» **Brano di partenza**
───

Le tre rivoluzioni che hanno reso possibile la democrazia moderna hanno costruito tre differenti storie per dare fondamento a questa previa unità che dà coesione al sistema che prende le decisioni. La rivoluzione francese trovò la sua forza spirituale nella passione di Rousseau, per il quale l’ideale di democrazia non era un mero sistema di governo, ma un nuovo modello di vita, un ideale laico di fraternità. La rivoluzione statunitense è figlia del patto ecclesiale dei puritani che sbarcarono a Capo Cod: formarono una comunità per costruire la “città sulla collina”. Allo stesso modo, la rivoluzione inglese, che è stata la prima, si basa sul sentimento di far parte di un comunità sociale, e soprattutto economica, che stava sopra le differenze religiose.
Le esperienze e le crisi successive hanno contribuito a “ricreare” l’accordo iniziale: in tutta Europa, dopo la Seconda guerra mondiale, si ricominciò dopo aver riconosciuto un’unità più profonda delle ferite provocate da fascismo e antifascismo; in Spagna e in Portogallo, negli anni ’70, le transizioni verso la democrazia furono propiziate da una rifondazione dell’unità nazionale (non solo territoriale). Prima di determinare i processi per formare maggioranze, gli altri vengono riconosciuti come parte di un “noi”. Oggi, però, i presupposti antropologici che sono stati alla base delle tre rivoluzioni liberali sono spariti. La nuova generazione di politici spagnoli, come gli altri europei, non ha riconquistato ciò che era evidente ai propri padri. E l’albero dei procedimenti ora produce frutti amari. Il riconoscimento della comunità viene meno e ciò fa sì che l’altro sia il male da sconfiggere con una maggioranza sufficiente.

───

» **Dati forniti**
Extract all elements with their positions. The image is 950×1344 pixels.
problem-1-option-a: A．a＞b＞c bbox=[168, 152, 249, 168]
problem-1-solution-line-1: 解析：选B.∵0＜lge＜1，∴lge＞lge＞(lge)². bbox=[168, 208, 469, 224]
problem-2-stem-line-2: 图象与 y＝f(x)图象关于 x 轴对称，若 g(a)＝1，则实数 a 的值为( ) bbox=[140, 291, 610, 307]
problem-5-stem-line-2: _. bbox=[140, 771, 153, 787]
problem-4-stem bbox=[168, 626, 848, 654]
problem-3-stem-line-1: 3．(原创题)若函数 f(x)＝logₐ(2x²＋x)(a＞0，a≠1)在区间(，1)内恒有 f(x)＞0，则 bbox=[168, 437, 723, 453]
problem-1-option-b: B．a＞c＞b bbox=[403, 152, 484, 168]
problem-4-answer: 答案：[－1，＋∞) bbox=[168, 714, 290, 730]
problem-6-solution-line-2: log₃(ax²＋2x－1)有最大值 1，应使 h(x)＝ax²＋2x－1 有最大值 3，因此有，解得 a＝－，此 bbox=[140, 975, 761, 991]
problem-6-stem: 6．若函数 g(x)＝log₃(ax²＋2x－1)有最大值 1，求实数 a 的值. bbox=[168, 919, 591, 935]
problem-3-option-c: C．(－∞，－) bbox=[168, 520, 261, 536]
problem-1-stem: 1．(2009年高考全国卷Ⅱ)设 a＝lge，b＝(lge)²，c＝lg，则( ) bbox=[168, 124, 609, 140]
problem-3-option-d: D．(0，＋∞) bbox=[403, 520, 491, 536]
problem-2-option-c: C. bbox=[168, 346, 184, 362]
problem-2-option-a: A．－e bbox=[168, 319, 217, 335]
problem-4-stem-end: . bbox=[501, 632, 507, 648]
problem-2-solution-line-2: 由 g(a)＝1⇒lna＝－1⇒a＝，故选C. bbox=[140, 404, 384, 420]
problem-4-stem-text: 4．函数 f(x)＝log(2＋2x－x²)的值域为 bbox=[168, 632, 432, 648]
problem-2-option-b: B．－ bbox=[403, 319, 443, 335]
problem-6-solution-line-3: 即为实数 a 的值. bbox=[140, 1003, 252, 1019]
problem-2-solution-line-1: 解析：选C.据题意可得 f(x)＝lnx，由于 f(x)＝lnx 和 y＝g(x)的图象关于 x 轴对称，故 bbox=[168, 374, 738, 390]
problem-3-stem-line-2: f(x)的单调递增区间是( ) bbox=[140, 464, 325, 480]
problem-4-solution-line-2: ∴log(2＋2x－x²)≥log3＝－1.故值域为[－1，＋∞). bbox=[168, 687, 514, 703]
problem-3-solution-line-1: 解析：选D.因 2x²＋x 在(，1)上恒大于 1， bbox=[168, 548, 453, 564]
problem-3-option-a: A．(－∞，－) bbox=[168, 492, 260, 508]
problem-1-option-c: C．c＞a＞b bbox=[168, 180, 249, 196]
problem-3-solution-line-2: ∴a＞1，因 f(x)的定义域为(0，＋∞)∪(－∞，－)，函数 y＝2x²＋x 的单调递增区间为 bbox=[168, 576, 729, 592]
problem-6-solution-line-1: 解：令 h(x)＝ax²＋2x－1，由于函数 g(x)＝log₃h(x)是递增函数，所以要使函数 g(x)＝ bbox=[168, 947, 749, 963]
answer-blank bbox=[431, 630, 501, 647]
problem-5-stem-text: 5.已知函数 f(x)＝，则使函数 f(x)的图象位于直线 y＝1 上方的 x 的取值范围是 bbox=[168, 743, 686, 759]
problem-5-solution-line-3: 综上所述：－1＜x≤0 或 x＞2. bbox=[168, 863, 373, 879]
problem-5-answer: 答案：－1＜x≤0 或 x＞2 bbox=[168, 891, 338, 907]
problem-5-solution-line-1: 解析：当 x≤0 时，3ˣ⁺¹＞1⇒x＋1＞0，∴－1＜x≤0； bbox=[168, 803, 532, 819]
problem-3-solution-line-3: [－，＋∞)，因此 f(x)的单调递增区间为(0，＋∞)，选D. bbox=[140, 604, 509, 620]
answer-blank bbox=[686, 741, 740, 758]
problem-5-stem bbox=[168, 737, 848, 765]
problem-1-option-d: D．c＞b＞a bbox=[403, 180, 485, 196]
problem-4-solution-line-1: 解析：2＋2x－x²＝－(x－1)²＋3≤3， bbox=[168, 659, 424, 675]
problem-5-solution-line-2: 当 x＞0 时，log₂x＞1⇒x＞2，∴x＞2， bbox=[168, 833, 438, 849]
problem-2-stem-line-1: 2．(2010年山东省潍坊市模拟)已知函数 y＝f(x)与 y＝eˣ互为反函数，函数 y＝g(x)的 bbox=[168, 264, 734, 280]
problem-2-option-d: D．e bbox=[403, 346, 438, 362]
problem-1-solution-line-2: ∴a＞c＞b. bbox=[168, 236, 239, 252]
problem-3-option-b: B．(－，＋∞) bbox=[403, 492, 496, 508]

───

» **Compito 1**
Cita parola per parola un pezzo del brano sulla democrazia moderna: comincia dalle parole che contengono "Le tre rivoluzioni che" e fermati dopo "le differenze religiose.".
» **Compito 2**
Continua il brano sulla democrazia moderna a partire dall'ultima frase riportata.
Questi dati non hanno niente a che vedere con il brano sulla democrazia moderna.

» **Spazio risposta 1**
Le tre rivoluzioni che hanno reso possibile la democrazia moderna hanno costruito tre differenti storie per dare fondamento a questa previa unità che dà coesione al sistema che prende le decisioni. La rivoluzione francese trovò la sua forza spirituale nella passione di Rousseau, per il quale l’ideale di democrazia non era un mero sistema di governo, ma un nuovo modello di vita, un ideale laico di fraternità. La rivoluzione statunitense è figlia del patto ecclesiale dei puritani che sbarcarono a Capo Cod: formarono una comunità per costruire la “città sulla collina”. Allo stesso modo, la rivoluzione inglese, che è stata la prima, si basa sul sentimento di far parte di un comunità sociale, e soprattutto economica, che stava sopra le differenze religiose.

» **Spazio risposta 2**
Altro e male diventano sinonimi. E questo altro diventa sempre più grande: prima sono gli altri partiti, poi sono quelli del mio stesso partito che non sono abbastanza drastici nei confronti degli avversari politici… La vita politica assume tratti da setta, i circoli di appartenenza si stringono e aumenta la disconnessione dalla realtà. L’elettore assiste perplesso a questa ricerca violenta di maggioranze aritmetiche, dove viene distrutta qualunque unità elementare. E non ci si accorge che tante volte ci si trova di fronte a uno specchio che riflette la propria immagine: è vero che è aumentata e deformata, ma è identica nell’essenziale.
Di fronte a un problema così serio, che non è solamente spagnolo, il sociologo tedesco Harald Welzer parla di rilancio del piano intermedio, quello della società. La democrazia ridotta a processo, la globalizzazione sconcertante, incoraggiano a vedere gli altri come membri di “totalità immaginate” e l’astrazione favorisce la dialettica del nemico.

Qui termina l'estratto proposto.